Records from a collection of figures:
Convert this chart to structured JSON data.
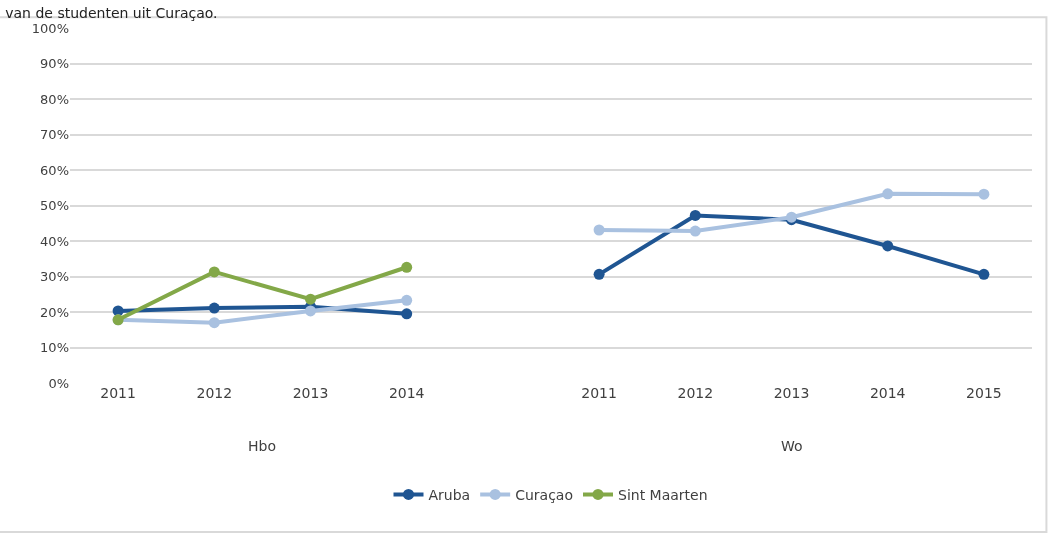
{
  "chart_data": {
    "type": "line",
    "title": "van de studenten uit Curaçao.",
    "categories": [
      "2011",
      "2012",
      "2013",
      "2014",
      null,
      "2011",
      "2012",
      "2013",
      "2014",
      "2015"
    ],
    "series": [
      {
        "name": "Aruba",
        "color": "#1f5592",
        "values": [
          20.3,
          21.1,
          21.5,
          19.5,
          null,
          30.6,
          47.2,
          46.0,
          38.6,
          30.6
        ]
      },
      {
        "name": "Curaçao",
        "color": "#a9c1e0",
        "values": [
          17.8,
          17.0,
          20.3,
          23.3,
          null,
          43.1,
          42.8,
          46.7,
          53.3,
          53.2
        ]
      },
      {
        "name": "Sint Maarten",
        "color": "#83a848",
        "values": [
          17.8,
          31.3,
          23.6,
          32.6,
          null,
          null,
          null,
          null,
          null,
          null
        ]
      }
    ],
    "annotations": [
      "Hbo",
      "Wo"
    ],
    "ylim": [
      0,
      100
    ],
    "yticks": [
      {
        "value": 0,
        "label": "0%"
      },
      {
        "value": 10,
        "label": "10%"
      },
      {
        "value": 20,
        "label": "20%"
      },
      {
        "value": 30,
        "label": "30%"
      },
      {
        "value": 40,
        "label": "40%"
      },
      {
        "value": 50,
        "label": "50%"
      },
      {
        "value": 60,
        "label": "60%"
      },
      {
        "value": 70,
        "label": "70%"
      },
      {
        "value": 80,
        "label": "80%"
      },
      {
        "value": 90,
        "label": "90%"
      },
      {
        "value": 100,
        "label": "100%"
      }
    ],
    "grid": "y",
    "legend": "bottom",
    "marker": "circle",
    "line_style": "solid"
  }
}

## Aim of the exercise
Skip the images and write out the rest of the listing exactly.

## Response for this exercise
Convert this chart to structured JSON data.
{
  "chart_data": {
    "type": "line",
    "title": "van de studenten uit Curaçao.",
    "categories": [
      "2011",
      "2012",
      "2013",
      "2014",
      null,
      "2011",
      "2012",
      "2013",
      "2014",
      "2015"
    ],
    "series": [
      {
        "name": "Aruba",
        "color": "#1f5592",
        "values": [
          20.3,
          21.1,
          21.5,
          19.5,
          null,
          30.6,
          47.2,
          46.0,
          38.6,
          30.6
        ]
      },
      {
        "name": "Curaçao",
        "color": "#a9c1e0",
        "values": [
          17.8,
          17.0,
          20.3,
          23.3,
          null,
          43.1,
          42.8,
          46.7,
          53.3,
          53.2
        ]
      },
      {
        "name": "Sint Maarten",
        "color": "#83a848",
        "values": [
          17.8,
          31.3,
          23.6,
          32.6,
          null,
          null,
          null,
          null,
          null,
          null
        ]
      }
    ],
    "annotations": [
      "Hbo",
      "Wo"
    ],
    "ylim": [
      0,
      100
    ],
    "yticks": [
      {
        "value": 0,
        "label": "0%"
      },
      {
        "value": 10,
        "label": "10%"
      },
      {
        "value": 20,
        "label": "20%"
      },
      {
        "value": 30,
        "label": "30%"
      },
      {
        "value": 40,
        "label": "40%"
      },
      {
        "value": 50,
        "label": "50%"
      },
      {
        "value": 60,
        "label": "60%"
      },
      {
        "value": 70,
        "label": "70%"
      },
      {
        "value": 80,
        "label": "80%"
      },
      {
        "value": 90,
        "label": "90%"
      },
      {
        "value": 100,
        "label": "100%"
      }
    ],
    "grid": "y",
    "legend": "bottom",
    "marker": "circle",
    "line_style": "solid"
  }
}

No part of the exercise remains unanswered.